→ **Pedido**
Prossiga o acórdão sobre o perdimento das armas apreendidas, começando logo após a última frase apresentada.

Acórdão nº 1761/12.0GBBCL.G1 de Tribunal da Relação de Guimarães, 20 de Outubro de 2014

Magistrado ResponsávelFILIPE MELO
Data da Resolução20 de Outubro de 2014
EmissorTribunal da Relação de Guimarães

Após conferência, acordam no Tribunal da Relação de Guimarães: No 1º Juízo Criminal do Tribunal Judicial de Barcelos, após suspensão do processo, foi promovido pelo Ministério Público o perdimento das armas e demais objectos apreendidos nos autos.

Sobre tal promoção recaiu o seguinte despacho: «Encontram-se apreendidas à ordem dos presentes autos, onde se investigava a prática de um crime de violência doméstica, as armas, munições e objectos - melhor identificados a folhas 79 a 81.

O Ministério Público promove que se declarem as mesmas perdidas a favor do Estado e, após trânsito desse despacho sejam entregues à PSP.

Cumpre apreciar e decidir.

Dispõe o art.º 109.º do Código Penal, no seu n.º 1, e na parte que de momento interessa, que "são declarados perdidos a favor do Estado os objectos que tiverem servido ou estivessem destinados a servir para a prática de um facto ilícito típico, ou por este tiverem sido produzidos quando, pela sua natureza ou pelas circunstâncias do caso, puserem em perigo a segurança das pessoas, ou oferecerem sério risco de ser utilizados para o cometimento de novos factos ilícitos típicos".

→ **Informação fornecida**

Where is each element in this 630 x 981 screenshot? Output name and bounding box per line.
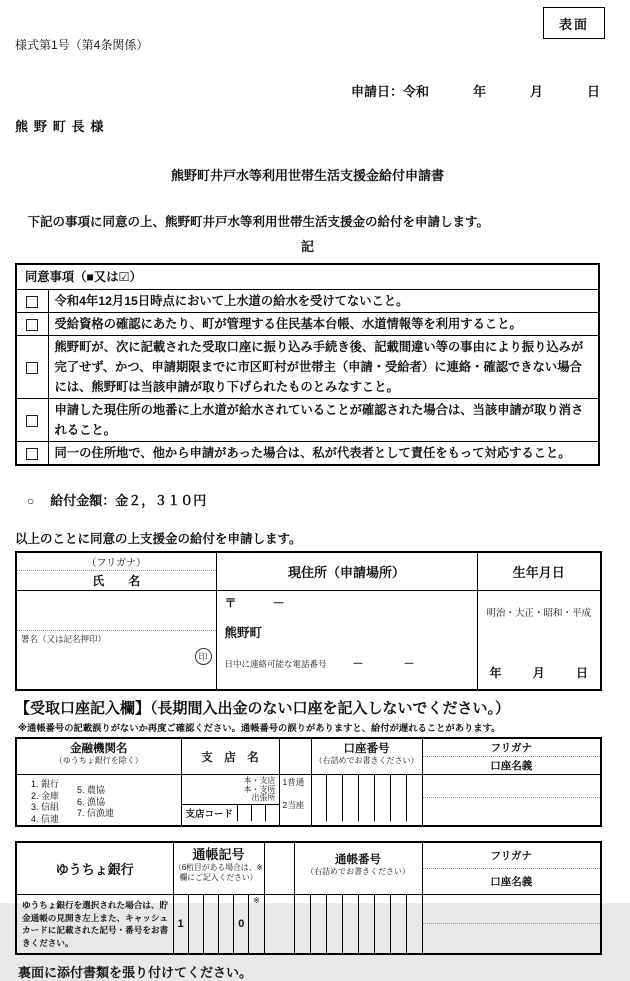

→ **Resposta esperada**
Conforme bem refere o Prof. Figueiredo Dias, in actas de revisão do CP, “a perda deve orientar-se no sentido de se apresentar como uma espécie de medida de segurança, não se aplicando somente a crimes, mas sim a qualquer facto ilícito punível, operando naqueles casos em que existe o perigo de repetição, de cometimento de novos factos ilícitos através do mesmo instrumento. “(…)já que o que aqui está em causa são razões de prevenção especial”.

Assim sendo, atentas as circunstâncias concretas do caso, inobstante a suspensão provisória do processo, o certo é que as armas e objectos em referência, apresentam perigosidade objectiva e por tal oferecem sérios riscos de serem utilizadas para o cometimento de factos ilícitos típicos.

Logo, a análise dos factos necessariamente determina que as mesmas sejam declaradas perdidas a favor do Estado, o que se determina.

*Após trânsito em julgado do presente despacho proceda-se à entrega das armas de fogo ao Comando Geral da Polícia de Segurança Pública.

Notifique».

Recorre desta decisão o arguido, formulando as seguintes conclusões: «I - Vem o presente recurso interposto pelo Arguido do douto despacho que declarou perdidos a favor do Estado as armas, munições e objectos identificados a fls. 79 a 81 dos autos.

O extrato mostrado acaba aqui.